* **TASK GOAL**
Beginning with the line that holds "Parse this chart: output" and ending with the last line below, repeat each line exactly, leaving any pictures out.

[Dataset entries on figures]
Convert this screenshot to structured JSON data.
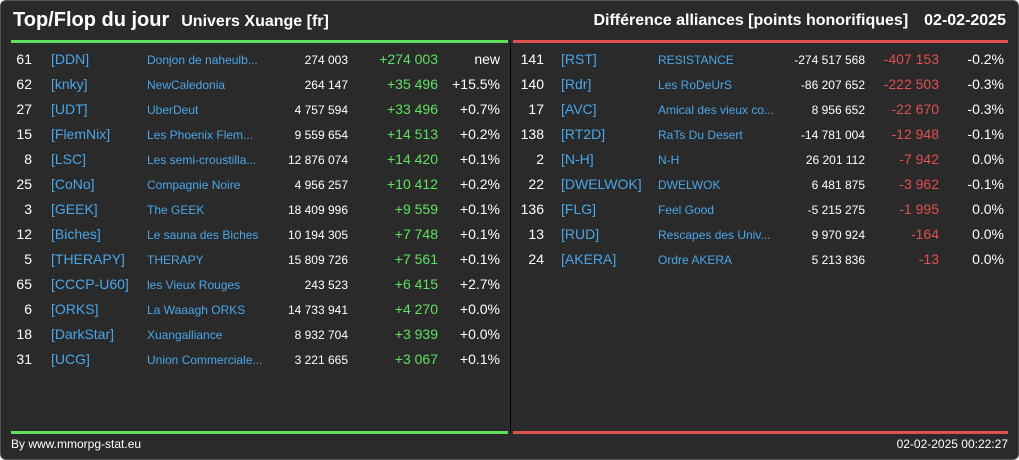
{
  "header": {
    "title": "Top/Flop du jour",
    "subtitle": "Univers Xuange [fr]",
    "right_title": "Différence alliances [points honorifiques]",
    "date": "02-02-2025"
  },
  "colors": {
    "positive": "#5fe05f",
    "negative": "#e0504f",
    "link": "#4aa6e8"
  },
  "top": [
    {
      "rank": "61",
      "tag": "[DDN]",
      "name": "Donjon de naheulb...",
      "points": "274 003",
      "diff": "+274 003",
      "pct": "new"
    },
    {
      "rank": "62",
      "tag": "[knky]",
      "name": "NewCaledonia",
      "points": "264 147",
      "diff": "+35 496",
      "pct": "+15.5%"
    },
    {
      "rank": "27",
      "tag": "[UDT]",
      "name": "UberDeut",
      "points": "4 757 594",
      "diff": "+33 496",
      "pct": "+0.7%"
    },
    {
      "rank": "15",
      "tag": "[FlemNix]",
      "name": "Les Phoenix Flem...",
      "points": "9 559 654",
      "diff": "+14 513",
      "pct": "+0.2%"
    },
    {
      "rank": "8",
      "tag": "[LSC]",
      "name": "Les semi-croustilla...",
      "points": "12 876 074",
      "diff": "+14 420",
      "pct": "+0.1%"
    },
    {
      "rank": "25",
      "tag": "[CoNo]",
      "name": "Compagnie Noire",
      "points": "4 956 257",
      "diff": "+10 412",
      "pct": "+0.2%"
    },
    {
      "rank": "3",
      "tag": "[GEEK]",
      "name": "The GEEK",
      "points": "18 409 996",
      "diff": "+9 559",
      "pct": "+0.1%"
    },
    {
      "rank": "12",
      "tag": "[Biches]",
      "name": "Le sauna des Biches",
      "points": "10 194 305",
      "diff": "+7 748",
      "pct": "+0.1%"
    },
    {
      "rank": "5",
      "tag": "[THERAPY]",
      "name": "THERAPY",
      "points": "15 809 726",
      "diff": "+7 561",
      "pct": "+0.1%"
    },
    {
      "rank": "65",
      "tag": "[CCCP-U60]",
      "name": "les Vieux Rouges",
      "points": "243 523",
      "diff": "+6 415",
      "pct": "+2.7%"
    },
    {
      "rank": "6",
      "tag": "[ORKS]",
      "name": "La Waaagh ORKS",
      "points": "14 733 941",
      "diff": "+4 270",
      "pct": "+0.0%"
    },
    {
      "rank": "18",
      "tag": "[DarkStar]",
      "name": "Xuangalliance",
      "points": "8 932 704",
      "diff": "+3 939",
      "pct": "+0.0%"
    },
    {
      "rank": "31",
      "tag": "[UCG]",
      "name": "Union Commerciale...",
      "points": "3 221 665",
      "diff": "+3 067",
      "pct": "+0.1%"
    }
  ],
  "flop": [
    {
      "rank": "141",
      "tag": "[RST]",
      "name": "RESISTANCE",
      "points": "-274 517 568",
      "diff": "-407 153",
      "pct": "-0.2%"
    },
    {
      "rank": "140",
      "tag": "[Rdr]",
      "name": "Les RoDeUrS",
      "points": "-86 207 652",
      "diff": "-222 503",
      "pct": "-0.3%"
    },
    {
      "rank": "17",
      "tag": "[AVC]",
      "name": "Amical des vieux co...",
      "points": "8 956 652",
      "diff": "-22 670",
      "pct": "-0.3%"
    },
    {
      "rank": "138",
      "tag": "[RT2D]",
      "name": "RaTs Du Desert",
      "points": "-14 781 004",
      "diff": "-12 948",
      "pct": "-0.1%"
    },
    {
      "rank": "2",
      "tag": "[N-H]",
      "name": "N-H",
      "points": "26 201 112",
      "diff": "-7 942",
      "pct": "0.0%"
    },
    {
      "rank": "22",
      "tag": "[DWELWOK]",
      "name": "DWELWOK",
      "points": "6 481 875",
      "diff": "-3 962",
      "pct": "-0.1%"
    },
    {
      "rank": "136",
      "tag": "[FLG]",
      "name": "Feel Good",
      "points": "-5 215 275",
      "diff": "-1 995",
      "pct": "0.0%"
    },
    {
      "rank": "13",
      "tag": "[RUD]",
      "name": "Rescapes des Univ...",
      "points": "9 970 924",
      "diff": "-164",
      "pct": "0.0%"
    },
    {
      "rank": "24",
      "tag": "[AKERA]",
      "name": "Ordre AKERA",
      "points": "5 213 836",
      "diff": "-13",
      "pct": "0.0%"
    }
  ],
  "footer": {
    "source": "By www.mmorpg-stat.eu",
    "timestamp": "02-02-2025 00:22:27"
  }
}
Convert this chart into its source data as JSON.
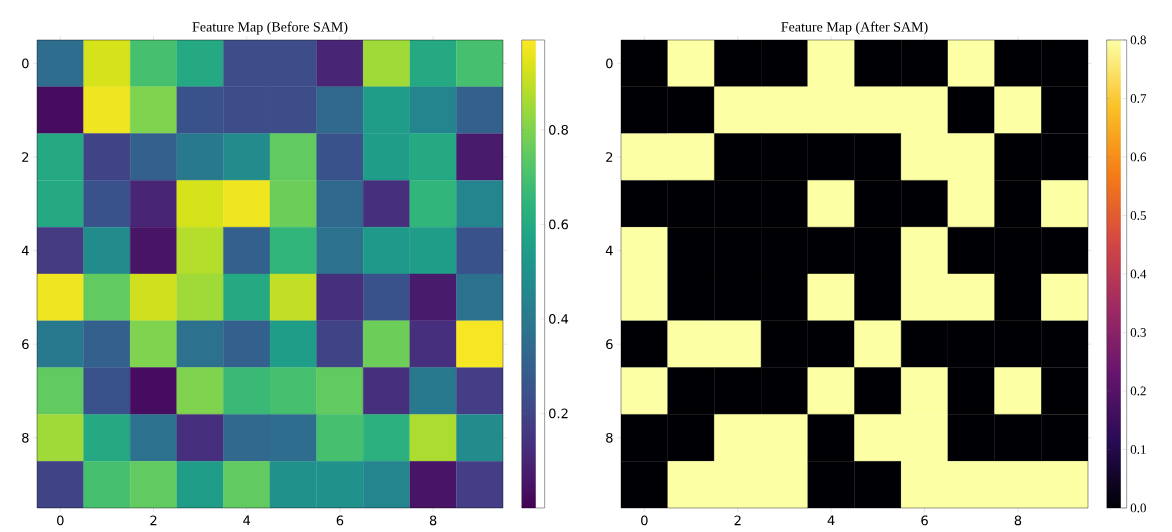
{
  "chart_data": [
    {
      "type": "heatmap",
      "title": "Feature Map (Before SAM)",
      "categories": [
        "0",
        null,
        "2",
        null,
        "4",
        null,
        "6",
        null,
        "8",
        null
      ],
      "y_categories": [
        "0",
        null,
        "2",
        null,
        "4",
        null,
        "6",
        null,
        "8",
        null
      ],
      "cells": [
        [
          0.35,
          0.93,
          0.7,
          0.6,
          0.23,
          0.23,
          0.1,
          0.85,
          0.6,
          0.7
        ],
        [
          0.03,
          0.97,
          0.8,
          0.25,
          0.23,
          0.23,
          0.33,
          0.55,
          0.45,
          0.3
        ],
        [
          0.6,
          0.2,
          0.3,
          0.4,
          0.48,
          0.75,
          0.25,
          0.55,
          0.6,
          0.07
        ],
        [
          0.6,
          0.25,
          0.1,
          0.93,
          0.97,
          0.77,
          0.33,
          0.13,
          0.65,
          0.45
        ],
        [
          0.17,
          0.48,
          0.05,
          0.88,
          0.3,
          0.65,
          0.37,
          0.53,
          0.55,
          0.25
        ],
        [
          0.97,
          0.75,
          0.92,
          0.85,
          0.6,
          0.9,
          0.13,
          0.25,
          0.07,
          0.37
        ],
        [
          0.4,
          0.3,
          0.8,
          0.37,
          0.3,
          0.55,
          0.2,
          0.77,
          0.13,
          0.98
        ],
        [
          0.75,
          0.25,
          0.03,
          0.8,
          0.67,
          0.7,
          0.75,
          0.13,
          0.4,
          0.18
        ],
        [
          0.85,
          0.6,
          0.37,
          0.13,
          0.33,
          0.35,
          0.7,
          0.63,
          0.87,
          0.48
        ],
        [
          0.2,
          0.7,
          0.75,
          0.55,
          0.75,
          0.5,
          0.5,
          0.45,
          0.05,
          0.18
        ]
      ],
      "clim": [
        0.0,
        0.99
      ],
      "cticks": [
        0.2,
        0.4,
        0.6,
        0.8
      ]
    },
    {
      "type": "heatmap",
      "title": "Feature Map (After SAM)",
      "categories": [
        "0",
        null,
        "2",
        null,
        "4",
        null,
        "6",
        null,
        "8",
        null
      ],
      "y_categories": [
        "0",
        null,
        "2",
        null,
        "4",
        null,
        "6",
        null,
        "8",
        null
      ],
      "cells": [
        [
          0,
          0.8,
          0,
          0,
          0.8,
          0,
          0,
          0.8,
          0,
          0
        ],
        [
          0,
          0,
          0.8,
          0.8,
          0.8,
          0.8,
          0.8,
          0,
          0.8,
          0
        ],
        [
          0.8,
          0.8,
          0,
          0,
          0,
          0,
          0.8,
          0.8,
          0,
          0
        ],
        [
          0,
          0,
          0,
          0,
          0.8,
          0,
          0,
          0.8,
          0,
          0.8
        ],
        [
          0.8,
          0,
          0,
          0,
          0,
          0,
          0.8,
          0,
          0,
          0
        ],
        [
          0.8,
          0,
          0,
          0,
          0.8,
          0,
          0.8,
          0.8,
          0,
          0.8
        ],
        [
          0,
          0.8,
          0.8,
          0,
          0,
          0.8,
          0,
          0,
          0,
          0
        ],
        [
          0.8,
          0,
          0,
          0,
          0.8,
          0,
          0.8,
          0,
          0.8,
          0
        ],
        [
          0,
          0,
          0.8,
          0.8,
          0,
          0.8,
          0.8,
          0,
          0,
          0
        ],
        [
          0,
          0.8,
          0.8,
          0.8,
          0,
          0,
          0.8,
          0.8,
          0.8,
          0.8
        ]
      ],
      "clim": [
        0.0,
        0.8
      ],
      "cticks": [
        {
          "value": 0,
          "label": "0.0"
        },
        0.1,
        0.2,
        0.3,
        0.4,
        0.5,
        0.6,
        0.7,
        0.8
      ]
    }
  ]
}
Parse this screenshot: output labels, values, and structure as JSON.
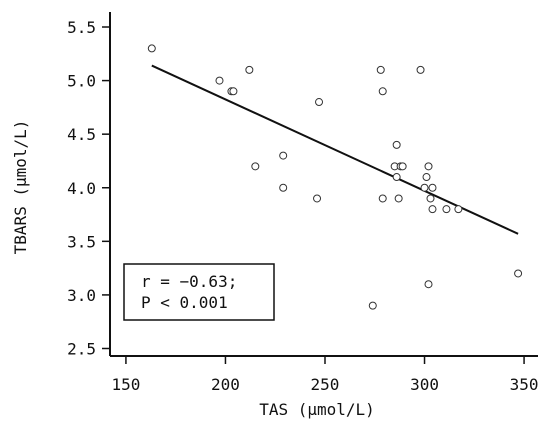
{
  "chart_data": {
    "type": "scatter",
    "xlabel": "TAS (µmol/L)",
    "ylabel": "TBARS (µmol/L)",
    "xlim": [
      142,
      357
    ],
    "ylim": [
      2.43,
      5.64
    ],
    "x_ticks": [
      150,
      200,
      250,
      300,
      350
    ],
    "y_ticks": [
      2.5,
      3.0,
      3.5,
      4.0,
      4.5,
      5.0,
      5.5
    ],
    "x_tick_labels": [
      "150",
      "200",
      "250",
      "300",
      "350"
    ],
    "y_tick_labels": [
      "2.5",
      "3.0",
      "3.5",
      "4.0",
      "4.5",
      "5.0",
      "5.5"
    ],
    "grid": false,
    "legend": "none",
    "points": [
      {
        "x": 163,
        "y": 5.3
      },
      {
        "x": 197,
        "y": 5.0
      },
      {
        "x": 203,
        "y": 4.9
      },
      {
        "x": 204,
        "y": 4.9
      },
      {
        "x": 212,
        "y": 5.1
      },
      {
        "x": 215,
        "y": 4.2
      },
      {
        "x": 229,
        "y": 4.3
      },
      {
        "x": 229,
        "y": 4.0
      },
      {
        "x": 246,
        "y": 3.9
      },
      {
        "x": 247,
        "y": 4.8
      },
      {
        "x": 274,
        "y": 2.9
      },
      {
        "x": 278,
        "y": 5.1
      },
      {
        "x": 279,
        "y": 4.9
      },
      {
        "x": 279,
        "y": 3.9
      },
      {
        "x": 285,
        "y": 4.2
      },
      {
        "x": 286,
        "y": 4.4
      },
      {
        "x": 286,
        "y": 4.1
      },
      {
        "x": 287,
        "y": 3.9
      },
      {
        "x": 288,
        "y": 4.2
      },
      {
        "x": 289,
        "y": 4.2
      },
      {
        "x": 298,
        "y": 5.1
      },
      {
        "x": 300,
        "y": 4.0
      },
      {
        "x": 301,
        "y": 4.1
      },
      {
        "x": 302,
        "y": 4.2
      },
      {
        "x": 302,
        "y": 3.1
      },
      {
        "x": 303,
        "y": 3.9
      },
      {
        "x": 304,
        "y": 4.0
      },
      {
        "x": 304,
        "y": 3.8
      },
      {
        "x": 311,
        "y": 3.8
      },
      {
        "x": 317,
        "y": 3.8
      },
      {
        "x": 347,
        "y": 3.2
      }
    ],
    "trend_line": {
      "x1": 163,
      "y1": 5.14,
      "x2": 347,
      "y2": 3.57
    },
    "annotation": {
      "line1": "r = −0.63;",
      "line2": "P < 0.001"
    },
    "colors": {
      "axis": "#111111",
      "point_stroke": "#333333",
      "trend_line": "#111111",
      "background": "#ffffff"
    }
  }
}
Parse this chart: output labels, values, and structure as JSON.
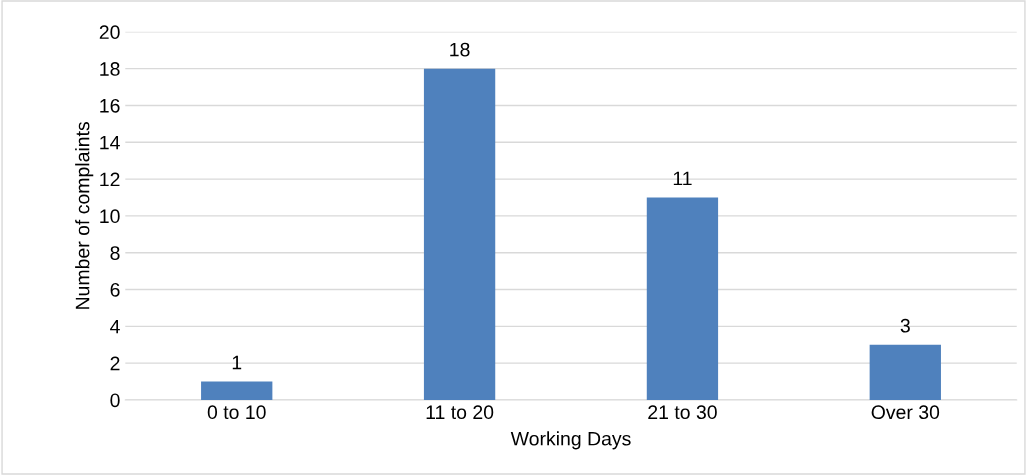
{
  "chart_data": {
    "type": "bar",
    "xlabel": "Working Days",
    "ylabel": "Number of complaints",
    "categories": [
      "0 to 10",
      "11 to 20",
      "21 to 30",
      "Over 30"
    ],
    "values": [
      1,
      18,
      11,
      3
    ],
    "color": "#4f81bd",
    "ylim": [
      0,
      20
    ],
    "yticks": [
      0,
      2,
      4,
      6,
      8,
      10,
      12,
      14,
      16,
      18,
      20
    ],
    "grid": "y",
    "data_labels": true
  }
}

* **TASK ANSWER**
Parse this chart: output labels, values, and structure as JSON.
{
  "chart_data": {
    "type": "bar",
    "xlabel": "Working Days",
    "ylabel": "Number of complaints",
    "categories": [
      "0 to 10",
      "11 to 20",
      "21 to 30",
      "Over 30"
    ],
    "values": [
      1,
      18,
      11,
      3
    ],
    "color": "#4f81bd",
    "ylim": [
      0,
      20
    ],
    "yticks": [
      0,
      2,
      4,
      6,
      8,
      10,
      12,
      14,
      16,
      18,
      20
    ],
    "grid": "y",
    "data_labels": true
  }
}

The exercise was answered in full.